LISTED RECORDS section start
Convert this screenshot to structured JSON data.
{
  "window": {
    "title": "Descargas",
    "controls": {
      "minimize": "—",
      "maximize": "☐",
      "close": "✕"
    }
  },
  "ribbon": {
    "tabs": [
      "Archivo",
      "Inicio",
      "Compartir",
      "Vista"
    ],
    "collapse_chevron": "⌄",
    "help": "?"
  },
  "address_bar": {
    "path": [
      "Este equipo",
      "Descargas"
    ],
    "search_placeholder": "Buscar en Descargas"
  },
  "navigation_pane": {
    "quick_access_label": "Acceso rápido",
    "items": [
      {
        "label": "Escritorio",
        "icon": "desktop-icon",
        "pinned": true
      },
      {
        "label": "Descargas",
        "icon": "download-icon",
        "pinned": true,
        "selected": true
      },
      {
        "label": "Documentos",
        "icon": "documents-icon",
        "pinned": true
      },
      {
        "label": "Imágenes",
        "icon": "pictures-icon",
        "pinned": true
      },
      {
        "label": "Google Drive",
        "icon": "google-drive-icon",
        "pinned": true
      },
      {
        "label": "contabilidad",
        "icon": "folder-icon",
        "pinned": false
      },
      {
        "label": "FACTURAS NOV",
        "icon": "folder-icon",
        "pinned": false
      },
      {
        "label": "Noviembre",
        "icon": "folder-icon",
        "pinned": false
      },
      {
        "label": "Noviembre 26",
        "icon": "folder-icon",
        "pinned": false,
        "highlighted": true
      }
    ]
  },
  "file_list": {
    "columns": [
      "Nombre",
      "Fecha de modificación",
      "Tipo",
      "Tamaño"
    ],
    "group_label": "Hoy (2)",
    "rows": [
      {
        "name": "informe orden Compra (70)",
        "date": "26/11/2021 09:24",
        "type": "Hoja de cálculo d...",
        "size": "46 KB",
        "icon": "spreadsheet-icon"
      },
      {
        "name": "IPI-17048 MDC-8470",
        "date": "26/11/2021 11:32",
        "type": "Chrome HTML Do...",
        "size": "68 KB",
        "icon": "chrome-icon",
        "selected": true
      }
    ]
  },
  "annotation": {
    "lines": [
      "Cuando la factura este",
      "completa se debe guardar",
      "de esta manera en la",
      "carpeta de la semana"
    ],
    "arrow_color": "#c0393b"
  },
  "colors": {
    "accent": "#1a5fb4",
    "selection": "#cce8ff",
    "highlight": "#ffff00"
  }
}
LISTED RECORDS section end
• AIM OF THE TASK: Among the lines of the entries, count those containing the string "name" and give only the number.

• SOLUTION: 2